INPUT FOR THIS TASK:

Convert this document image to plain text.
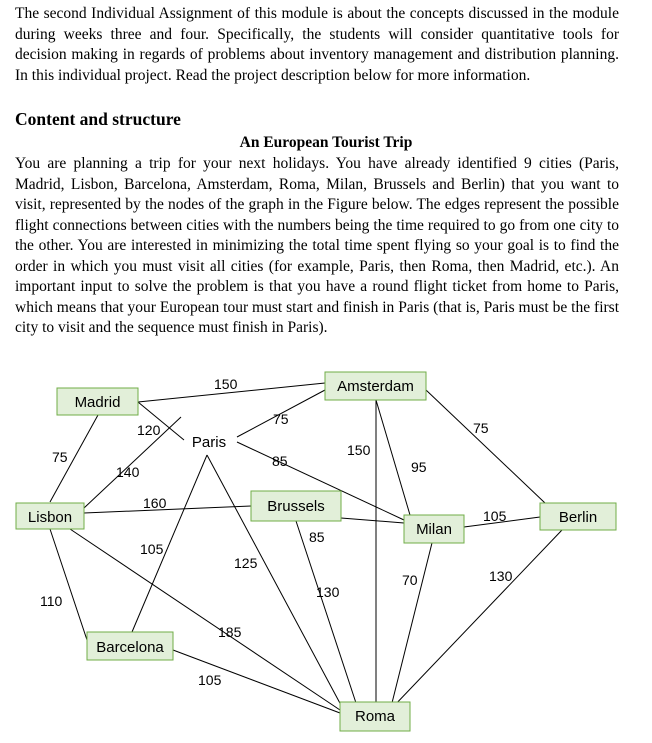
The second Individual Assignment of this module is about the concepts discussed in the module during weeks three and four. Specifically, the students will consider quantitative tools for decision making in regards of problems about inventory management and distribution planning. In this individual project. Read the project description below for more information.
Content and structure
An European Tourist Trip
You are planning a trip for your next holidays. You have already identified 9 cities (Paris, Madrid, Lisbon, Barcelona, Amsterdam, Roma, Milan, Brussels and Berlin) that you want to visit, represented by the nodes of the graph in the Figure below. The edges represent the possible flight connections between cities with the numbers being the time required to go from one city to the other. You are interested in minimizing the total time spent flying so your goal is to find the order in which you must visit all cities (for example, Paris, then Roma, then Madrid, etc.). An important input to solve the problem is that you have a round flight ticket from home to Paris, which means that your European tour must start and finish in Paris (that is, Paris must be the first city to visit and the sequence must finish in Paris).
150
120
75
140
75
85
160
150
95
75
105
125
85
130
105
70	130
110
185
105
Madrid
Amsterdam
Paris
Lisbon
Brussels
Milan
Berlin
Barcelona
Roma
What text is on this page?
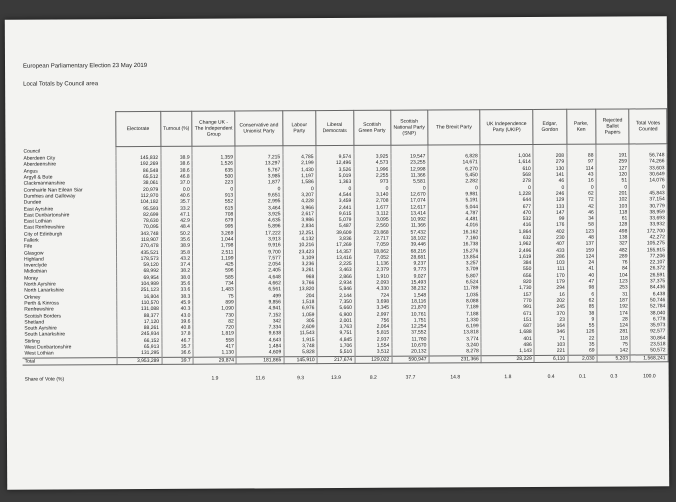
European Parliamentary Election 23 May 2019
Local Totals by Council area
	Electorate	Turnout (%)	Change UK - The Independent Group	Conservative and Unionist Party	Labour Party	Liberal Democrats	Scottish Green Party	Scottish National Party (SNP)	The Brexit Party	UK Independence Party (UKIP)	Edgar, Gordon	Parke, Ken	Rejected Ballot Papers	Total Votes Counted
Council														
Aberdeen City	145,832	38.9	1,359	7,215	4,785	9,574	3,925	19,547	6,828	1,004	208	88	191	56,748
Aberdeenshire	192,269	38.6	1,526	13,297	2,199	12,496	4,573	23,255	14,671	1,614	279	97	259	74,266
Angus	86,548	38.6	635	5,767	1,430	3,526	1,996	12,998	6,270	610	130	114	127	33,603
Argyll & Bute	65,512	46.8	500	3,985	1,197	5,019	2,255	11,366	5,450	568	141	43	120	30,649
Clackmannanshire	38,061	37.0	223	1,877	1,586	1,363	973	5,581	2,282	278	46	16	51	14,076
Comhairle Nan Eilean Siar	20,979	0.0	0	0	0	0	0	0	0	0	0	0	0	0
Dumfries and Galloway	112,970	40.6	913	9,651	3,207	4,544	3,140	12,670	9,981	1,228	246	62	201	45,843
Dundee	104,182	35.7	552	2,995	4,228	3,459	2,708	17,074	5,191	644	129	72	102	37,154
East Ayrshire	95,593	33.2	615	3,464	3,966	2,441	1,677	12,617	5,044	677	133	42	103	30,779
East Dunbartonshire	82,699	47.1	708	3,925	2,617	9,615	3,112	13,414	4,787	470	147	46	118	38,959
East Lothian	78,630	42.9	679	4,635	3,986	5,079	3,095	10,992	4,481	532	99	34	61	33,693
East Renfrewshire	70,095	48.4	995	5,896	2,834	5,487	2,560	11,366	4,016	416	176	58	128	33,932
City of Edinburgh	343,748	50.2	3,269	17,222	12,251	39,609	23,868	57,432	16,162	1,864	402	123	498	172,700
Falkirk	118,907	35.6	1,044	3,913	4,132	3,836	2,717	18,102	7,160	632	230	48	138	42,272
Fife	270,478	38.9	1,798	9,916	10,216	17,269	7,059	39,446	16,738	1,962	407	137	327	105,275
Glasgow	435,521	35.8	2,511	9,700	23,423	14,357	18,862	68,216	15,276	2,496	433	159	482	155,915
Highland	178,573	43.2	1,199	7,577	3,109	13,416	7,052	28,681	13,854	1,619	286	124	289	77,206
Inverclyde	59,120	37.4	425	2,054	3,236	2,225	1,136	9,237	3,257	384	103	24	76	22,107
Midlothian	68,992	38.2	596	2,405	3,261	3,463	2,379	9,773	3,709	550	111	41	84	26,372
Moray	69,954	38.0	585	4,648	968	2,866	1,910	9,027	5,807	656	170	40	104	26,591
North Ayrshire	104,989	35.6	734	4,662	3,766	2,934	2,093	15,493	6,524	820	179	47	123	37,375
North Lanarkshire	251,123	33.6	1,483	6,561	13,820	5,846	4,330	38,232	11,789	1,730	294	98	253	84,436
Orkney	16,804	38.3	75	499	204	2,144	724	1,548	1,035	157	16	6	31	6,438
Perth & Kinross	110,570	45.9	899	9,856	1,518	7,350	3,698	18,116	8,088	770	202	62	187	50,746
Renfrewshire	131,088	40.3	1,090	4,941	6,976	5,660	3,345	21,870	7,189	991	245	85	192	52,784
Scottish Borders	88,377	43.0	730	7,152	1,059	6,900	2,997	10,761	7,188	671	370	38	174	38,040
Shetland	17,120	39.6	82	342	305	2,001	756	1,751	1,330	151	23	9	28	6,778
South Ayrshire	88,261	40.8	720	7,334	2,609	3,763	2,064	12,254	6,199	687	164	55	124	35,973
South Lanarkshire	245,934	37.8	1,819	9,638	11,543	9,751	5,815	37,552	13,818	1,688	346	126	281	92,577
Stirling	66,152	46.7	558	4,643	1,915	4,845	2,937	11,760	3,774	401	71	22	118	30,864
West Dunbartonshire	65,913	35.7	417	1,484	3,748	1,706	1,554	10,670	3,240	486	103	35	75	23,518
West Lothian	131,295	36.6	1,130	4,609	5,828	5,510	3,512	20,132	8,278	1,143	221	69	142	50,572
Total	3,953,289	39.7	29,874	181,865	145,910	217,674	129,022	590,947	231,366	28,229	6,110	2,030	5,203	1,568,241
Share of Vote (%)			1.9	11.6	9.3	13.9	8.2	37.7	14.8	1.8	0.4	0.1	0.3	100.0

WORK REQUIRED:
Without the pictures, restate all the entries above exactly.

RESULT OF THIS EXERCISE:
Convert this document image to plain text.
The second Individual Assignment of this module is about the concepts discussed in the module during weeks three and four. Specifically, the students will consider quantitative tools for decision making in regards of problems about inventory management and distribution planning. In this individual project. Read the project description below for more information.
Content and structure
An European Tourist Trip
You are planning a trip for your next holidays. You have already identified 9 cities (Paris, Madrid, Lisbon, Barcelona, Amsterdam, Roma, Milan, Brussels and Berlin) that you want to visit, represented by the nodes of the graph in the Figure below. The edges represent the possible flight connections between cities with the numbers being the time required to go from one city to the other. You are interested in minimizing the total time spent flying so your goal is to find the order in which you must visit all cities (for example, Paris, then Roma, then Madrid, etc.). An important input to solve the problem is that you have a round flight ticket from home to Paris, which means that your European tour must start and finish in Paris (that is, Paris must be the first city to visit and the sequence must finish in Paris).
150
120
75
140
75
85
160
150
95
75
105
125
85
130
105
70	130
110
185
105
Madrid
Amsterdam
Paris
Lisbon
Brussels
Milan
Berlin
Barcelona
Roma
What text is on this page?
European Parliamentary Election 23 May 2019
Local Totals by Council area
	Electorate	Turnout (%)	Change UK - The Independent Group	Conservative and Unionist Party	Labour Party	Liberal Democrats	Scottish Green Party	Scottish National Party (SNP)	The Brexit Party	UK Independence Party (UKIP)	Edgar, Gordon	Parke, Ken	Rejected Ballot Papers	Total Votes Counted
Council														
Aberdeen City	145,832	38.9	1,359	7,215	4,785	9,574	3,925	19,547	6,828	1,004	208	88	191	56,748
Aberdeenshire	192,269	38.6	1,526	13,297	2,199	12,496	4,573	23,255	14,671	1,614	279	97	259	74,266
Angus	86,548	38.6	635	5,767	1,430	3,526	1,996	12,998	6,270	610	130	114	127	33,603
Argyll & Bute	65,512	46.8	500	3,985	1,197	5,019	2,255	11,366	5,450	568	141	43	120	30,649
Clackmannanshire	38,061	37.0	223	1,877	1,586	1,363	973	5,581	2,282	278	46	16	51	14,076
Comhairle Nan Eilean Siar	20,979	0.0	0	0	0	0	0	0	0	0	0	0	0	0
Dumfries and Galloway	112,970	40.6	913	9,651	3,207	4,544	3,140	12,670	9,981	1,228	246	62	201	45,843
Dundee	104,182	35.7	552	2,995	4,228	3,459	2,708	17,074	5,191	644	129	72	102	37,154
East Ayrshire	95,593	33.2	615	3,464	3,966	2,441	1,677	12,617	5,044	677	133	42	103	30,779
East Dunbartonshire	82,699	47.1	708	3,925	2,617	9,615	3,112	13,414	4,787	470	147	46	118	38,959
East Lothian	78,630	42.9	679	4,635	3,986	5,079	3,095	10,992	4,481	532	99	34	61	33,693
East Renfrewshire	70,095	48.4	995	5,896	2,834	5,487	2,560	11,366	4,016	416	176	58	128	33,932
City of Edinburgh	343,748	50.2	3,269	17,222	12,251	39,609	23,868	57,432	16,162	1,864	402	123	498	172,700
Falkirk	118,907	35.6	1,044	3,913	4,132	3,836	2,717	18,102	7,160	632	230	48	138	42,272
Fife	270,478	38.9	1,798	9,916	10,216	17,269	7,059	39,446	16,738	1,962	407	137	327	105,275
Glasgow	435,521	35.8	2,511	9,700	23,423	14,357	18,862	68,216	15,276	2,496	433	159	482	155,915
Highland	178,573	43.2	1,199	7,577	3,109	13,416	7,052	28,681	13,854	1,619	286	124	289	77,206
Inverclyde	59,120	37.4	425	2,054	3,236	2,225	1,136	9,237	3,257	384	103	24	76	22,107
Midlothian	68,992	38.2	596	2,405	3,261	3,463	2,379	9,773	3,709	550	111	41	84	26,372
Moray	69,954	38.0	585	4,648	968	2,866	1,910	9,027	5,807	656	170	40	104	26,591
North Ayrshire	104,989	35.6	734	4,662	3,766	2,934	2,093	15,493	6,524	820	179	47	123	37,375
North Lanarkshire	251,123	33.6	1,483	6,561	13,820	5,846	4,330	38,232	11,789	1,730	294	98	253	84,436
Orkney	16,804	38.3	75	499	204	2,144	724	1,548	1,035	157	16	6	31	6,438
Perth & Kinross	110,570	45.9	899	9,856	1,518	7,350	3,698	18,116	8,088	770	202	62	187	50,746
Renfrewshire	131,088	40.3	1,090	4,941	6,976	5,660	3,345	21,870	7,189	991	245	85	192	52,784
Scottish Borders	88,377	43.0	730	7,152	1,059	6,900	2,997	10,761	7,188	671	370	38	174	38,040
Shetland	17,120	39.6	82	342	305	2,001	756	1,751	1,330	151	23	9	28	6,778
South Ayrshire	88,261	40.8	720	7,334	2,609	3,763	2,064	12,254	6,199	687	164	55	124	35,973
South Lanarkshire	245,934	37.8	1,819	9,638	11,543	9,751	5,815	37,552	13,818	1,688	346	126	281	92,577
Stirling	66,152	46.7	558	4,643	1,915	4,845	2,937	11,760	3,774	401	71	22	118	30,864
West Dunbartonshire	65,913	35.7	417	1,484	3,748	1,706	1,554	10,670	3,240	486	103	35	75	23,518
West Lothian	131,295	36.6	1,130	4,609	5,828	5,510	3,512	20,132	8,278	1,143	221	69	142	50,572
Total	3,953,289	39.7	29,874	181,865	145,910	217,674	129,022	590,947	231,366	28,229	6,110	2,030	5,203	1,568,241
Share of Vote (%)			1.9	11.6	9.3	13.9	8.2	37.7	14.8	1.8	0.4	0.1	0.3	100.0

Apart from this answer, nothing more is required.